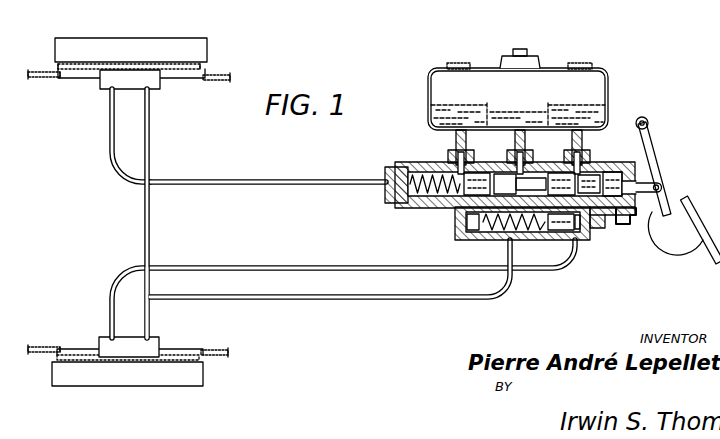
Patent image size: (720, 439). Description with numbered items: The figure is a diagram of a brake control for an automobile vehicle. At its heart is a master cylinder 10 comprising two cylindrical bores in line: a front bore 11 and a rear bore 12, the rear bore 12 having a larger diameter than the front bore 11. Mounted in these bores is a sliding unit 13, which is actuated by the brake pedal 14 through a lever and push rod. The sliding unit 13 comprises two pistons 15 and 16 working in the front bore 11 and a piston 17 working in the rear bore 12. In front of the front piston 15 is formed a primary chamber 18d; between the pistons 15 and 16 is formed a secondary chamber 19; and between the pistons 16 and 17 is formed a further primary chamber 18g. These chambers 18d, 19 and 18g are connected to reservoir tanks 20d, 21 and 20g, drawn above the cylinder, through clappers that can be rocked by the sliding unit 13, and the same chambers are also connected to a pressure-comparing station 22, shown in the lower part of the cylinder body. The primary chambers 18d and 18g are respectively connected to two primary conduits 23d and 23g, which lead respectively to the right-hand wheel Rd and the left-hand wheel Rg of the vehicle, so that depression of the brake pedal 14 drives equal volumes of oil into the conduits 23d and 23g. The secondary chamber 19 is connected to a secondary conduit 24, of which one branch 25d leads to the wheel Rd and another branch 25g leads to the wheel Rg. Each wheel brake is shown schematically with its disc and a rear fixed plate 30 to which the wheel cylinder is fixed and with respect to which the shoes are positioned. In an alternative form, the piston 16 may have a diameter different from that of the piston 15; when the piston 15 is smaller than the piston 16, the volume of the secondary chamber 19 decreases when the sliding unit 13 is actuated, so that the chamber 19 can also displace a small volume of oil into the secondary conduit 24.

The right-hand wheel Rd is at (117, 37).
The left-hand wheel Rg is at (145, 388).
The rear fixed plate 30 is at (226, 80).
The primary conduit 23d is at (110, 140).
The branch of secondary conduit 25d is at (150, 161).
The secondary conduit 24 is at (238, 186).
The front bore 11 is at (406, 165).
The tank 20d is at (480, 107).
The tank 21 is at (522, 107).
The tank 20g is at (595, 107).
The piston 15 is at (508, 183).
The piston 16 is at (562, 183).
The rear bore 12 is at (592, 173).
The piston 17 is at (616, 170).
The sliding unit 13 is at (669, 186).
The primary chamber 18d is at (400, 205).
The pressure-comparing station 22 is at (487, 242).
The secondary chamber 19 is at (547, 236).
The further primary chamber 18g is at (597, 222).
The master cylinder 10 is at (632, 220).
The brake pedal 14 is at (703, 250).
The primary conduit 23g is at (110, 308).
The branch of secondary conduit 25g is at (150, 316).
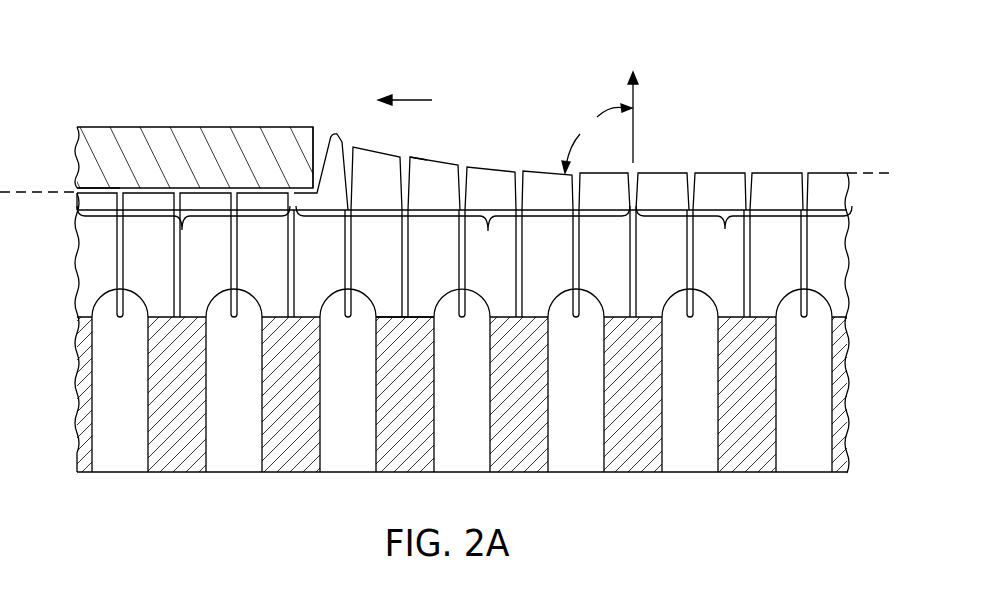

════════════════

Change "automobile vehicle" to "motor vehicle" in the items above and write them out again with nothing else altered. Leave the pictures out.

**ANSWER TO THE PROBLEM**.
Patent image size: (720, 439). Description with numbered items: The figure is a diagram of a brake control for an motor vehicle. At its heart is a master cylinder 10 comprising two cylindrical bores in line: a front bore 11 and a rear bore 12, the rear bore 12 having a larger diameter than the front bore 11. Mounted in these bores is a sliding unit 13, which is actuated by the brake pedal 14 through a lever and push rod. The sliding unit 13 comprises two pistons 15 and 16 working in the front bore 11 and a piston 17 working in the rear bore 12. In front of the front piston 15 is formed a primary chamber 18d; between the pistons 15 and 16 is formed a secondary chamber 19; and between the pistons 16 and 17 is formed a further primary chamber 18g. These chambers 18d, 19 and 18g are connected to reservoir tanks 20d, 21 and 20g, drawn above the cylinder, through clappers that can be rocked by the sliding unit 13, and the same chambers are also connected to a pressure-comparing station 22, shown in the lower part of the cylinder body. The primary chambers 18d and 18g are respectively connected to two primary conduits 23d and 23g, which lead respectively to the right-hand wheel Rd and the left-hand wheel Rg of the vehicle, so that depression of the brake pedal 14 drives equal volumes of oil into the conduits 23d and 23g. The secondary chamber 19 is connected to a secondary conduit 24, of which one branch 25d leads to the wheel Rd and another branch 25g leads to the wheel Rg. Each wheel brake is shown schematically with its disc and a rear fixed plate 30 to which the wheel cylinder is fixed and with respect to which the shoes are positioned. In an alternative form, the piston 16 may have a diameter different from that of the piston 15; when the piston 15 is smaller than the piston 16, the volume of the secondary chamber 19 decreases when the sliding unit 13 is actuated, so that the chamber 19 can also displace a small volume of oil into the secondary conduit 24.

The right-hand wheel Rd is at (117, 37).
The left-hand wheel Rg is at (145, 388).
The rear fixed plate 30 is at (226, 80).
The primary conduit 23d is at (110, 140).
The branch of secondary conduit 25d is at (150, 161).
The secondary conduit 24 is at (238, 186).
The front bore 11 is at (406, 165).
The tank 20d is at (480, 107).
The tank 21 is at (522, 107).
The tank 20g is at (595, 107).
The piston 15 is at (508, 183).
The piston 16 is at (562, 183).
The rear bore 12 is at (592, 173).
The piston 17 is at (616, 170).
The sliding unit 13 is at (669, 186).
The primary chamber 18d is at (400, 205).
The pressure-comparing station 22 is at (487, 242).
The secondary chamber 19 is at (547, 236).
The further primary chamber 18g is at (597, 222).
The master cylinder 10 is at (632, 220).
The brake pedal 14 is at (703, 250).
The primary conduit 23g is at (110, 308).
The branch of secondary conduit 25g is at (150, 316).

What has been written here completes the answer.